▸ **Task to carry out**:
Retype all the entries word for word, but omit the pictures.

▸ **Data extract**:
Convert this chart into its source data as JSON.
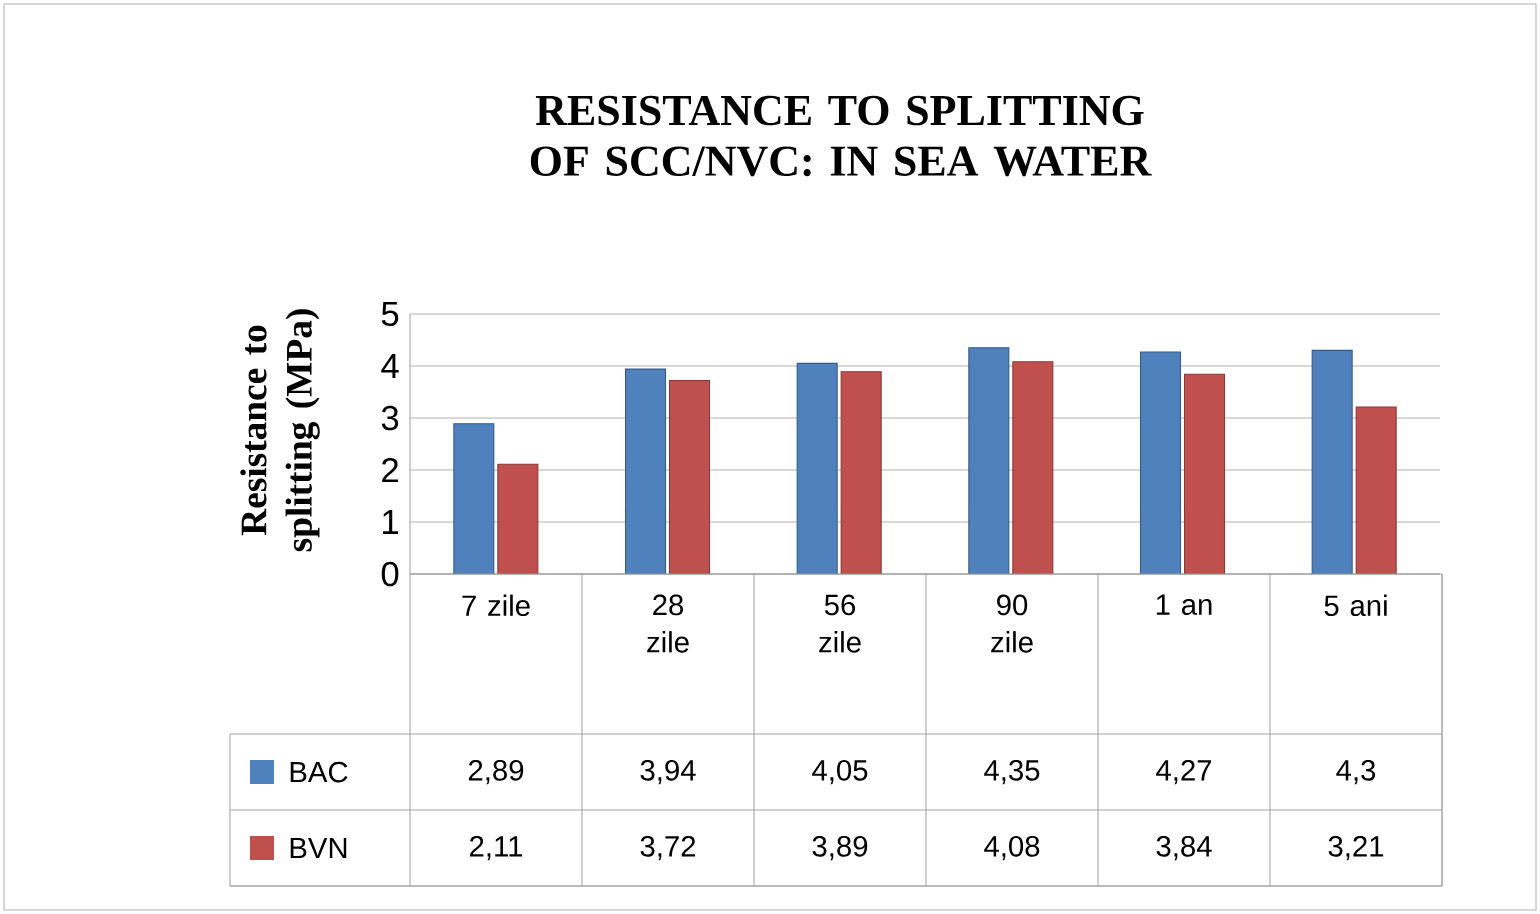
{
  "chart_data": {
    "type": "bar",
    "title": "RESISTANCE TO SPLITTING OF SCC/NVC: IN SEA WATER",
    "ylabel": "Resistance to splitting (MPa)",
    "categories": [
      "7 zile",
      "28 zile",
      "56 zile",
      "90 zile",
      "1 an",
      "5 ani"
    ],
    "series": [
      {
        "name": "BAC",
        "color": "#4f81bd",
        "values": [
          2.89,
          3.94,
          4.05,
          4.35,
          4.27,
          4.3
        ],
        "value_labels": [
          "2,89",
          "3,94",
          "4,05",
          "4,35",
          "4,27",
          "4,3"
        ]
      },
      {
        "name": "BVN",
        "color": "#c0504d",
        "values": [
          2.11,
          3.72,
          3.89,
          4.08,
          3.84,
          3.21
        ],
        "value_labels": [
          "2,11",
          "3,72",
          "3,89",
          "4,08",
          "3,84",
          "3,21"
        ]
      }
    ],
    "ylim": [
      0,
      5
    ],
    "yticks": [
      0,
      1,
      2,
      3,
      4,
      5
    ],
    "grid": "y",
    "legend": "bottom"
  }
}
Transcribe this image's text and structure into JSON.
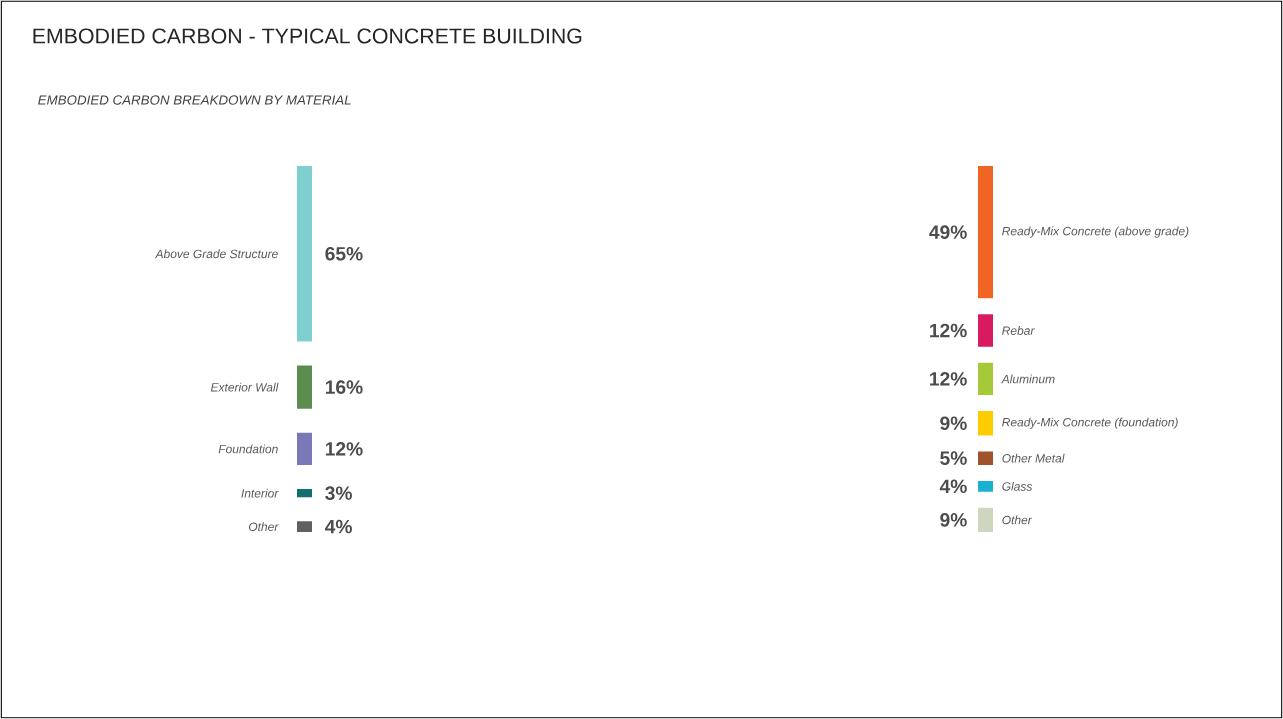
{
  "chart_data": [
    {
      "type": "other",
      "title": "EMBODIED CARBON - TYPICAL CONCRETE BUILDING",
      "subtitle": "EMBODIED CARBON BREAKDOWN BY MATERIAL",
      "categories": [
        "Above Grade Structure",
        "Exterior Wall",
        "Foundation",
        "Interior",
        "Other"
      ],
      "values": [
        65,
        16,
        12,
        3,
        4
      ],
      "value_labels": [
        "65%",
        "16%",
        "12%",
        "3%",
        "4%"
      ],
      "colors": [
        "#7fcfd0",
        "#5b8c50",
        "#7b78b8",
        "#126d6e",
        "#606060"
      ]
    },
    {
      "type": "other",
      "categories": [
        "Ready-Mix Concrete (above grade)",
        "Rebar",
        "Aluminum",
        "Ready-Mix Concrete (foundation)",
        "Other Metal",
        "Glass",
        "Other"
      ],
      "values": [
        49,
        12,
        12,
        9,
        5,
        4,
        9
      ],
      "value_labels": [
        "49%",
        "12%",
        "12%",
        "9%",
        "5%",
        "4%",
        "9%"
      ],
      "colors": [
        "#f06424",
        "#d81b60",
        "#a6c93a",
        "#ffcc00",
        "#a0522d",
        "#1ab0d0",
        "#cfd6c0"
      ]
    }
  ]
}
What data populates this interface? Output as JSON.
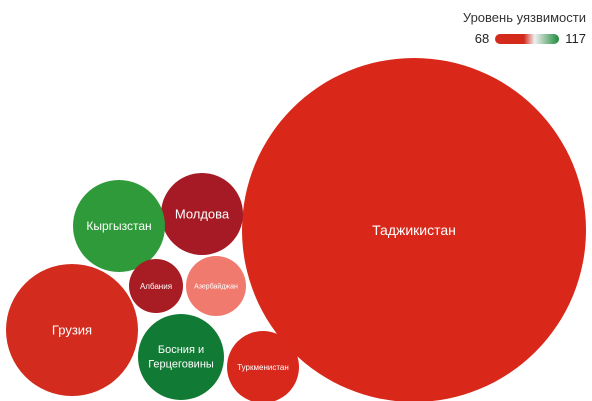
{
  "chart_data": {
    "type": "bubble",
    "title": "",
    "legend": {
      "title": "Уровень уязвимости",
      "min_label": "68",
      "max_label": "117",
      "min_color": "#d42a1c",
      "mid_color": "#f0f0f0",
      "max_color": "#1e8a3c"
    },
    "points": [
      {
        "label": "Таджикистан",
        "color": "#d9281a",
        "size_rank": 1
      },
      {
        "label": "Грузия",
        "color": "#d32b1e",
        "size_rank": 2
      },
      {
        "label": "Молдова",
        "color": "#a51a24",
        "size_rank": 3
      },
      {
        "label": "Кыргызстан",
        "color": "#2f9a3a",
        "size_rank": 4
      },
      {
        "label": "Босния и Герцеговины",
        "color": "#117a34",
        "size_rank": 5
      },
      {
        "label": "Туркменистан",
        "color": "#d8281c",
        "size_rank": 6
      },
      {
        "label": "Азербайджан",
        "color": "#f07a6e",
        "size_rank": 7
      },
      {
        "label": "Албания",
        "color": "#a81c24",
        "size_rank": 8
      }
    ]
  }
}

▸ **Solved problem**:
Convert this chart into its source data as JSON.
{
  "chart_data": {
    "type": "bar",
    "title": "RESISTANCE TO SPLITTING OF SCC/NVC: IN SEA WATER",
    "ylabel": "Resistance to splitting (MPa)",
    "categories": [
      "7 zile",
      "28 zile",
      "56 zile",
      "90 zile",
      "1 an",
      "5 ani"
    ],
    "series": [
      {
        "name": "BAC",
        "color": "#4f81bd",
        "values": [
          2.89,
          3.94,
          4.05,
          4.35,
          4.27,
          4.3
        ],
        "value_labels": [
          "2,89",
          "3,94",
          "4,05",
          "4,35",
          "4,27",
          "4,3"
        ]
      },
      {
        "name": "BVN",
        "color": "#c0504d",
        "values": [
          2.11,
          3.72,
          3.89,
          4.08,
          3.84,
          3.21
        ],
        "value_labels": [
          "2,11",
          "3,72",
          "3,89",
          "4,08",
          "3,84",
          "3,21"
        ]
      }
    ],
    "ylim": [
      0,
      5
    ],
    "yticks": [
      0,
      1,
      2,
      3,
      4,
      5
    ],
    "grid": "y",
    "legend": "bottom"
  }
}
Transcribe this image's text and structure into JSON.
{
  "chart_data": [
    {
      "type": "other",
      "title": "EMBODIED CARBON - TYPICAL CONCRETE BUILDING",
      "subtitle": "EMBODIED CARBON BREAKDOWN BY MATERIAL",
      "categories": [
        "Above Grade Structure",
        "Exterior Wall",
        "Foundation",
        "Interior",
        "Other"
      ],
      "values": [
        65,
        16,
        12,
        3,
        4
      ],
      "value_labels": [
        "65%",
        "16%",
        "12%",
        "3%",
        "4%"
      ],
      "colors": [
        "#7fcfd0",
        "#5b8c50",
        "#7b78b8",
        "#126d6e",
        "#606060"
      ]
    },
    {
      "type": "other",
      "categories": [
        "Ready-Mix Concrete (above grade)",
        "Rebar",
        "Aluminum",
        "Ready-Mix Concrete (foundation)",
        "Other Metal",
        "Glass",
        "Other"
      ],
      "values": [
        49,
        12,
        12,
        9,
        5,
        4,
        9
      ],
      "value_labels": [
        "49%",
        "12%",
        "12%",
        "9%",
        "5%",
        "4%",
        "9%"
      ],
      "colors": [
        "#f06424",
        "#d81b60",
        "#a6c93a",
        "#ffcc00",
        "#a0522d",
        "#1ab0d0",
        "#cfd6c0"
      ]
    }
  ]
}
What data populates this interface? Output as JSON.
{
  "chart_data": {
    "type": "bubble",
    "title": "",
    "legend": {
      "title": "Уровень уязвимости",
      "min_label": "68",
      "max_label": "117",
      "min_color": "#d42a1c",
      "mid_color": "#f0f0f0",
      "max_color": "#1e8a3c"
    },
    "points": [
      {
        "label": "Таджикистан",
        "color": "#d9281a",
        "size_rank": 1
      },
      {
        "label": "Грузия",
        "color": "#d32b1e",
        "size_rank": 2
      },
      {
        "label": "Молдова",
        "color": "#a51a24",
        "size_rank": 3
      },
      {
        "label": "Кыргызстан",
        "color": "#2f9a3a",
        "size_rank": 4
      },
      {
        "label": "Босния и Герцеговины",
        "color": "#117a34",
        "size_rank": 5
      },
      {
        "label": "Туркменистан",
        "color": "#d8281c",
        "size_rank": 6
      },
      {
        "label": "Азербайджан",
        "color": "#f07a6e",
        "size_rank": 7
      },
      {
        "label": "Албания",
        "color": "#a81c24",
        "size_rank": 8
      }
    ]
  }
}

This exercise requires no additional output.